== Exercise brief ==
Please list all lines of the material below in which the string "placeholder" occurs.

Items from a dataset
□ □ □ □ □
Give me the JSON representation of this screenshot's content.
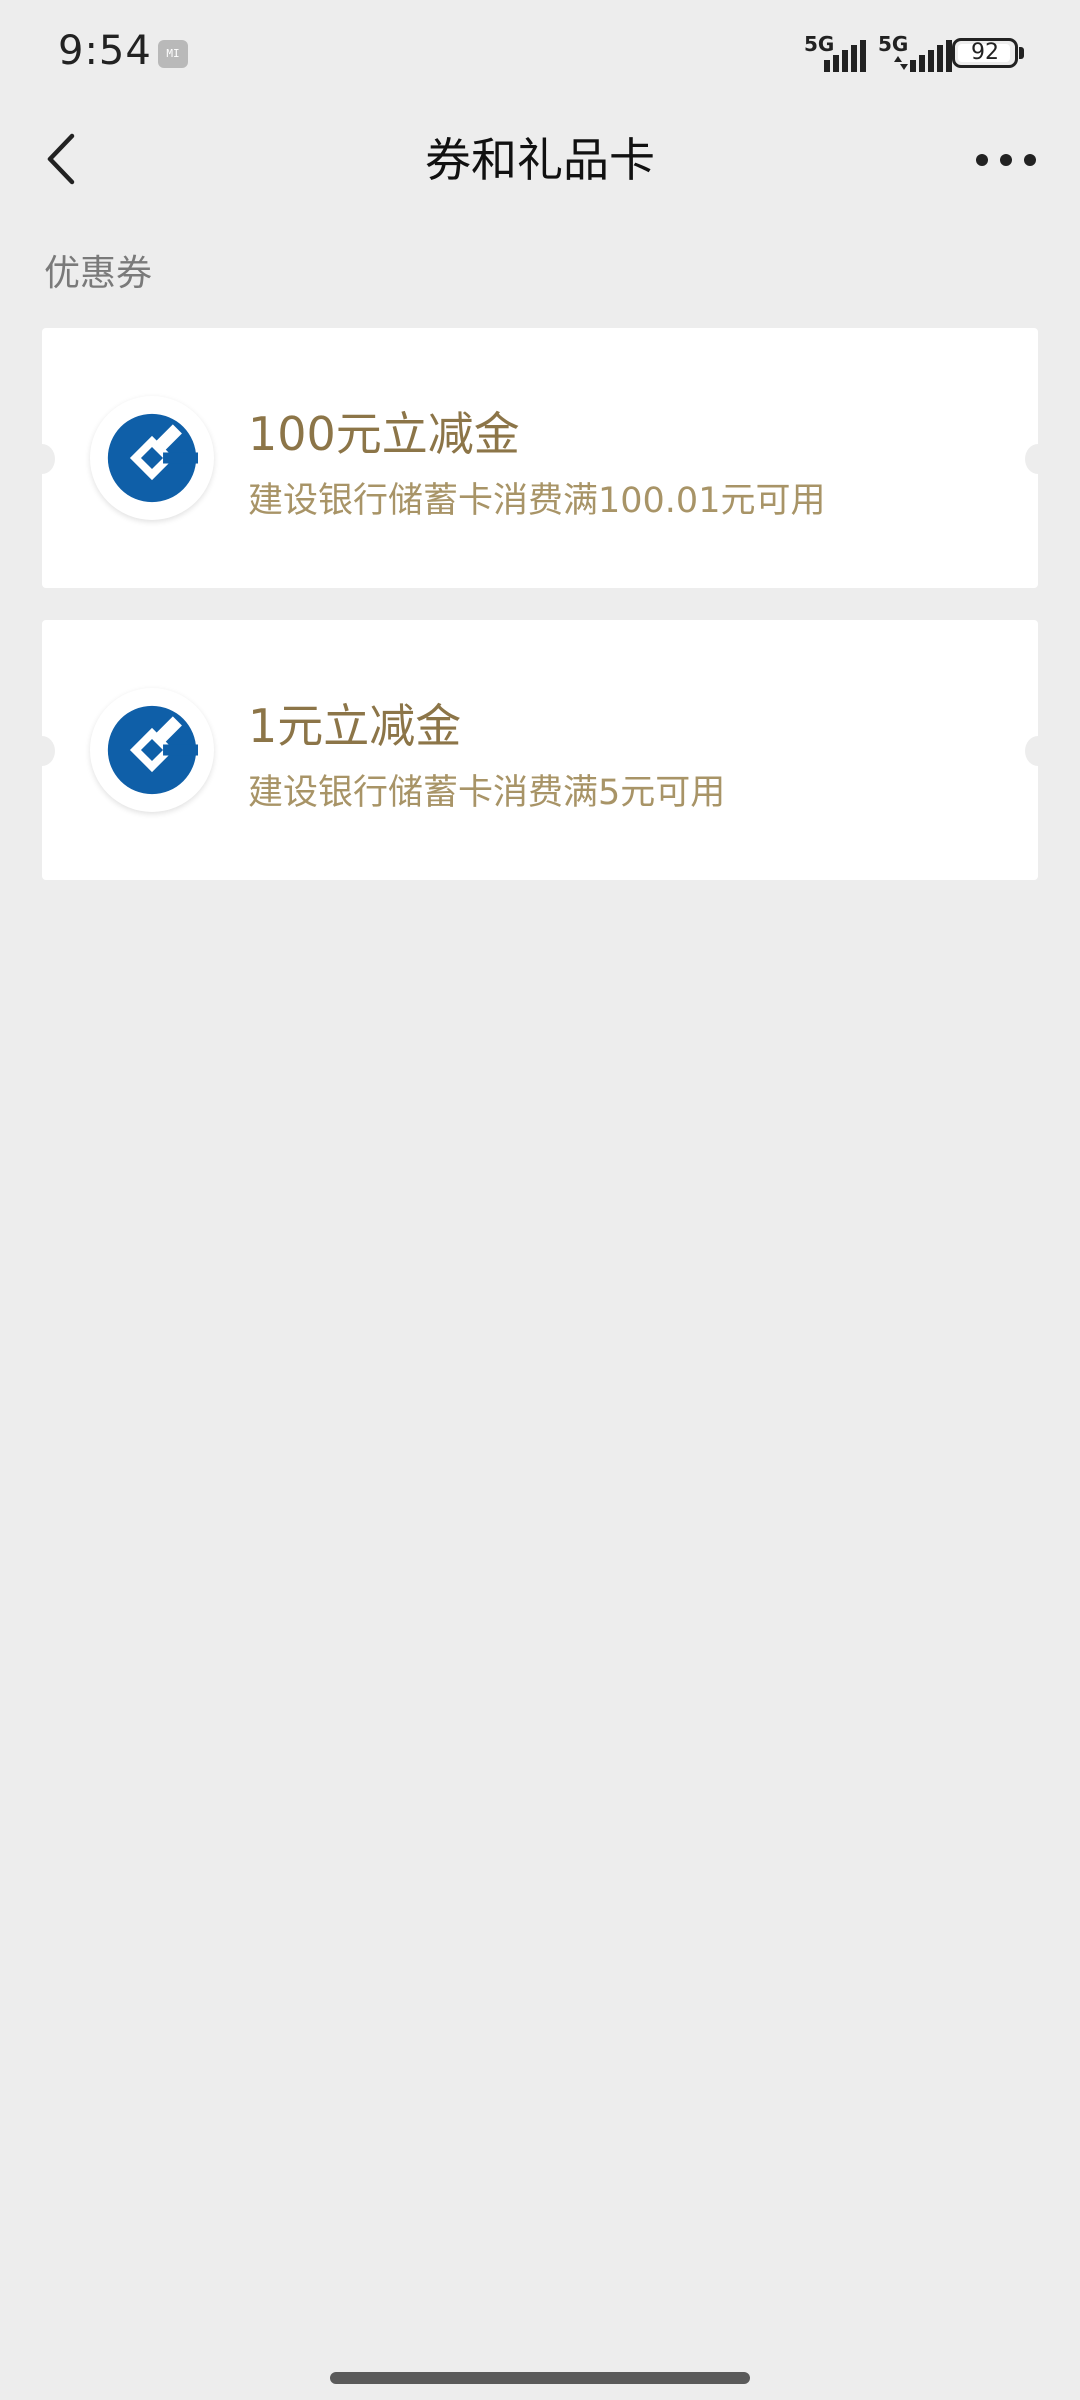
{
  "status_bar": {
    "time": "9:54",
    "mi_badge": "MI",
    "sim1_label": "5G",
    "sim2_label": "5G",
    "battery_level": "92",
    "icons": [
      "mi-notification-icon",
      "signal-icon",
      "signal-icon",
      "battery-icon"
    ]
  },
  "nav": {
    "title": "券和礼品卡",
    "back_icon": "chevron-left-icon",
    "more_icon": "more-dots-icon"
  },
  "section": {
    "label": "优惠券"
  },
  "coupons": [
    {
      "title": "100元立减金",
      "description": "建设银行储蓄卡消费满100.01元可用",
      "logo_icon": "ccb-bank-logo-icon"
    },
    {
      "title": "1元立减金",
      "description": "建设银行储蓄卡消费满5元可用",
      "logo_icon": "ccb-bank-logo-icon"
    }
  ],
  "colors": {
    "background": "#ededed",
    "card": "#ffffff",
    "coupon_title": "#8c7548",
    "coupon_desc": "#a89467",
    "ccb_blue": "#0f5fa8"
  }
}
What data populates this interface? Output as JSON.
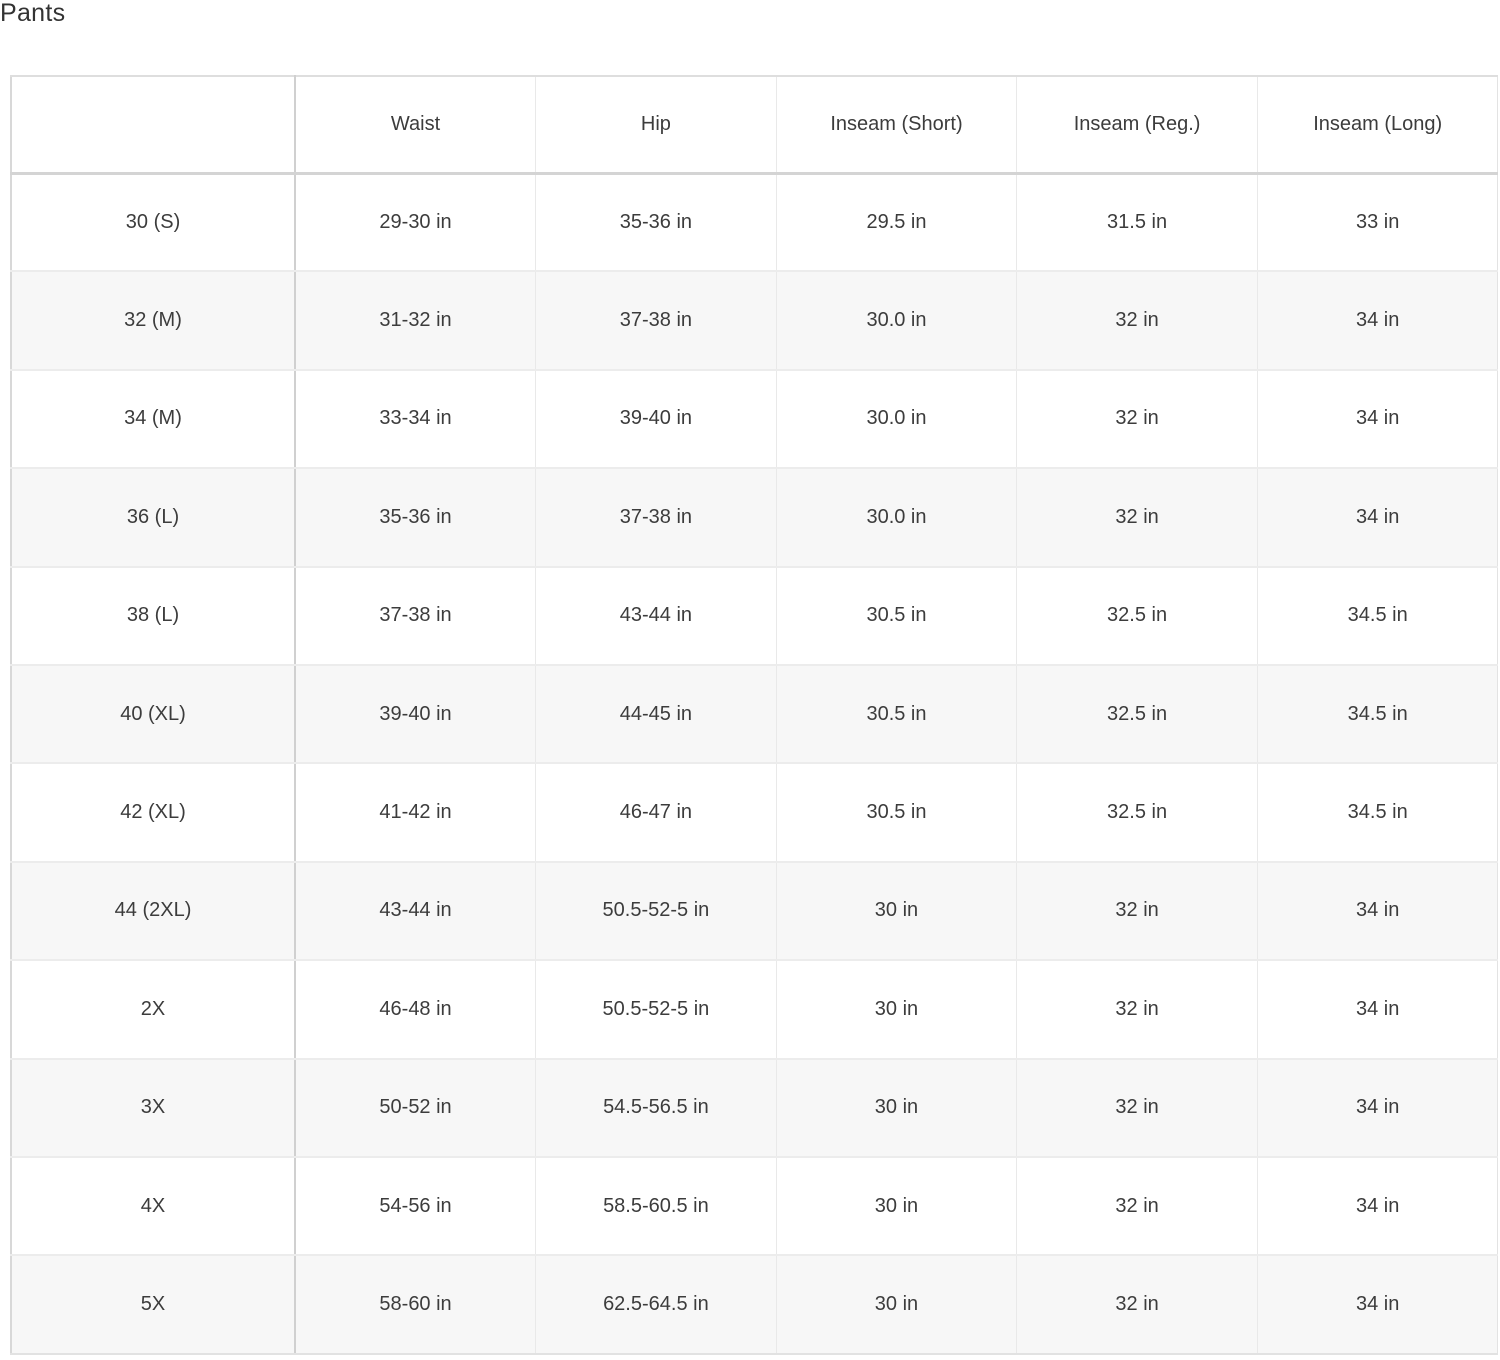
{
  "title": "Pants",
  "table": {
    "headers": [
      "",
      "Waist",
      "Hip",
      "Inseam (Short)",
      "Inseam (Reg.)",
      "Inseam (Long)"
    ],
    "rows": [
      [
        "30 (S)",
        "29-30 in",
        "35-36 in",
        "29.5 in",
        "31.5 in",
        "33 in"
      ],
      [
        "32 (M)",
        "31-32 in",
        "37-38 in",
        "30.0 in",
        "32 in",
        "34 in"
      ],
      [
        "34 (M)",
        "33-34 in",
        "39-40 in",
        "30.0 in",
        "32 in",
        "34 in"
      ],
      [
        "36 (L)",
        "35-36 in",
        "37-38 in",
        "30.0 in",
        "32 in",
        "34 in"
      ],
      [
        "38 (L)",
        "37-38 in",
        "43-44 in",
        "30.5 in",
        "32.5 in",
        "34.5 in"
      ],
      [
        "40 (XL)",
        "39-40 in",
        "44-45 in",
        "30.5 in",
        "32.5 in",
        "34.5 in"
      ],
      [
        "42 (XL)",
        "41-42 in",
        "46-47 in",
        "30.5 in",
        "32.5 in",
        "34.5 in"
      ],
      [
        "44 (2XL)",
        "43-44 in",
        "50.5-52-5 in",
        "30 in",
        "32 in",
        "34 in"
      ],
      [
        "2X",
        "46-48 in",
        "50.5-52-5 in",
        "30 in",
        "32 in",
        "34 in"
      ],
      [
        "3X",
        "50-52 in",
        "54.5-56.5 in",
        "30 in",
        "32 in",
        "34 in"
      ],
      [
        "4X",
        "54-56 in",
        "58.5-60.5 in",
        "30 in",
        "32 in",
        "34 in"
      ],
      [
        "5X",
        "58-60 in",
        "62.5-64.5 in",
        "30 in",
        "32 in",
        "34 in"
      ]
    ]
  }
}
□ □ □ □ □
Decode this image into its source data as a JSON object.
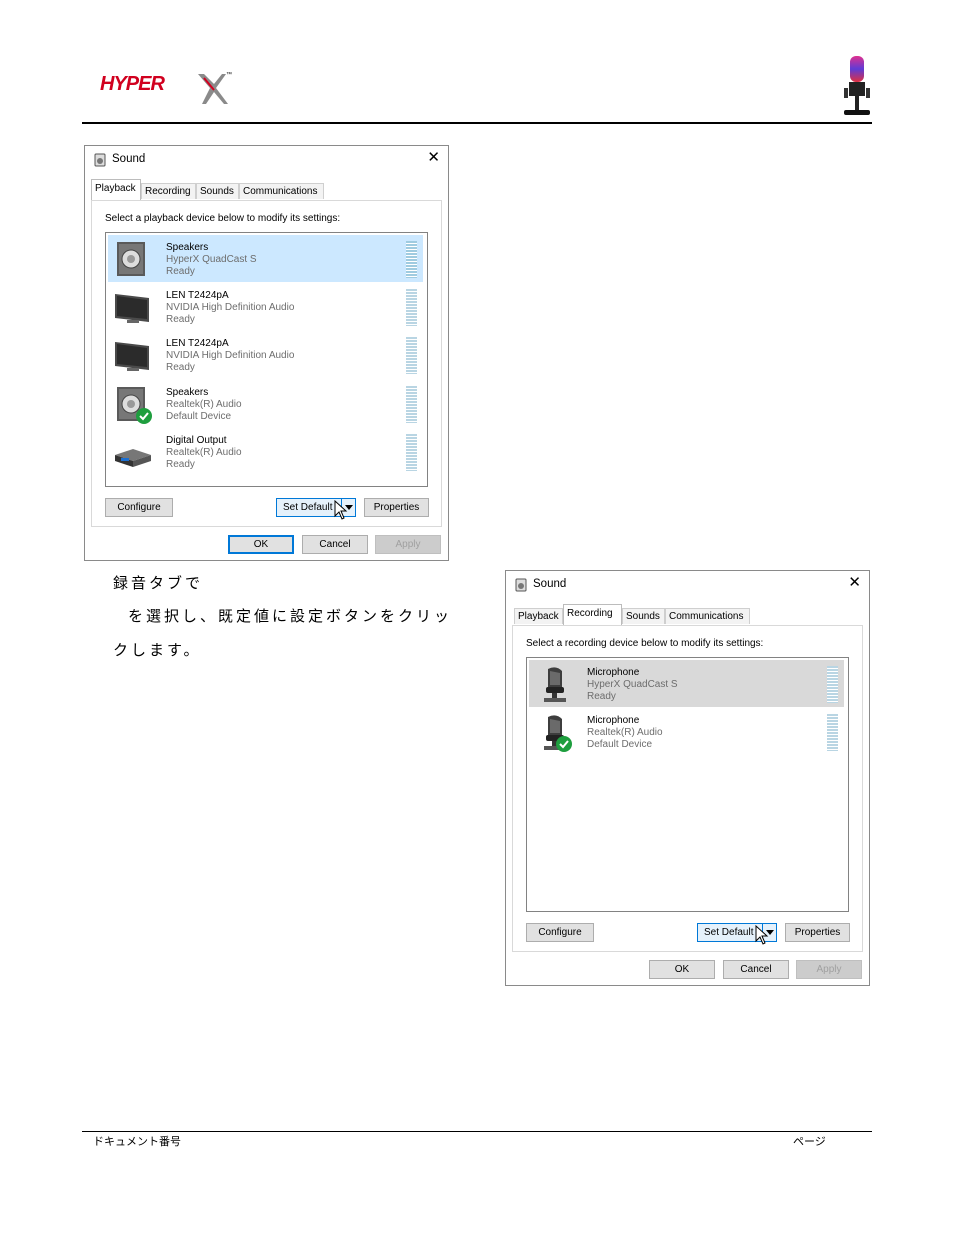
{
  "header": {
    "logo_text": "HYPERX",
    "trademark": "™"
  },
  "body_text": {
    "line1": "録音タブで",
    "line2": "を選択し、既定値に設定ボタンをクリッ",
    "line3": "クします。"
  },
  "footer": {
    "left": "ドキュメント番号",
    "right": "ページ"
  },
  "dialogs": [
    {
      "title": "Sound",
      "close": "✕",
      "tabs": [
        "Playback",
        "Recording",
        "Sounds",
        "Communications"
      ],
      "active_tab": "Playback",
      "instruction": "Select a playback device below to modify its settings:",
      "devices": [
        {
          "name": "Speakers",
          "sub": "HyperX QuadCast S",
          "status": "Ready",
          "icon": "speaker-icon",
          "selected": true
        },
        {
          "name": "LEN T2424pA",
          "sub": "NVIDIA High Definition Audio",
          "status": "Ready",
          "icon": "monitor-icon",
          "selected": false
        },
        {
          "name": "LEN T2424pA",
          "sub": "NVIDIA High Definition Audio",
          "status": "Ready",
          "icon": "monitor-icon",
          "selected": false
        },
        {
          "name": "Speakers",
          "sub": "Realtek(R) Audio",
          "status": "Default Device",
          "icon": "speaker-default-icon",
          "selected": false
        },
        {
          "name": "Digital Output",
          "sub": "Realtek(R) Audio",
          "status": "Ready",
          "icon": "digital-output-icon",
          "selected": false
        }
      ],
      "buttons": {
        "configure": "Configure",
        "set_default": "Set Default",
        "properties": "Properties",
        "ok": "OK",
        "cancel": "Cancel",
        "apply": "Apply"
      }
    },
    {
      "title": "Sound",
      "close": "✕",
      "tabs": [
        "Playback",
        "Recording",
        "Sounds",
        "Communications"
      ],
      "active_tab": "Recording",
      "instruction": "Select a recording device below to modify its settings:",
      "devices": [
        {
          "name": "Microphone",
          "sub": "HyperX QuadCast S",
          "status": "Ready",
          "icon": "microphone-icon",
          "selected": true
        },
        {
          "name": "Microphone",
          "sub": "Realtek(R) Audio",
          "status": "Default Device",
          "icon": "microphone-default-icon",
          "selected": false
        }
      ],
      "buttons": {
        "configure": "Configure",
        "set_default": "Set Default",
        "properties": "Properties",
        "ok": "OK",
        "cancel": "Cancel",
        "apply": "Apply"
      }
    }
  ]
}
□ □ □ □ □
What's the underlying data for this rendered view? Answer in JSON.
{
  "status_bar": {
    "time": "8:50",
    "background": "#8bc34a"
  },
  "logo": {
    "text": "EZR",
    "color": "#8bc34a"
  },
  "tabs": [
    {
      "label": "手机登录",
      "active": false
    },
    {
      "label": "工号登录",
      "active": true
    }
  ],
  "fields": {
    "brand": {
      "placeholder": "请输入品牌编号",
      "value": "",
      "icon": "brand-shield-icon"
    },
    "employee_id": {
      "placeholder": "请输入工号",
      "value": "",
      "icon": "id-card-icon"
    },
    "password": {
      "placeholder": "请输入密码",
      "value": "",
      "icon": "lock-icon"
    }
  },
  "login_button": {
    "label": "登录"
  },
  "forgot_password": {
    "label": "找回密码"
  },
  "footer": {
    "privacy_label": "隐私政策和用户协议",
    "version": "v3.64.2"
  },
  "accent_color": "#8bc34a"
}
□ □ □ □ □
== Answer to the exercise ==
      "placeholder": "请输入品牌编号",
      "placeholder": "请输入工号",
      "placeholder": "请输入密码",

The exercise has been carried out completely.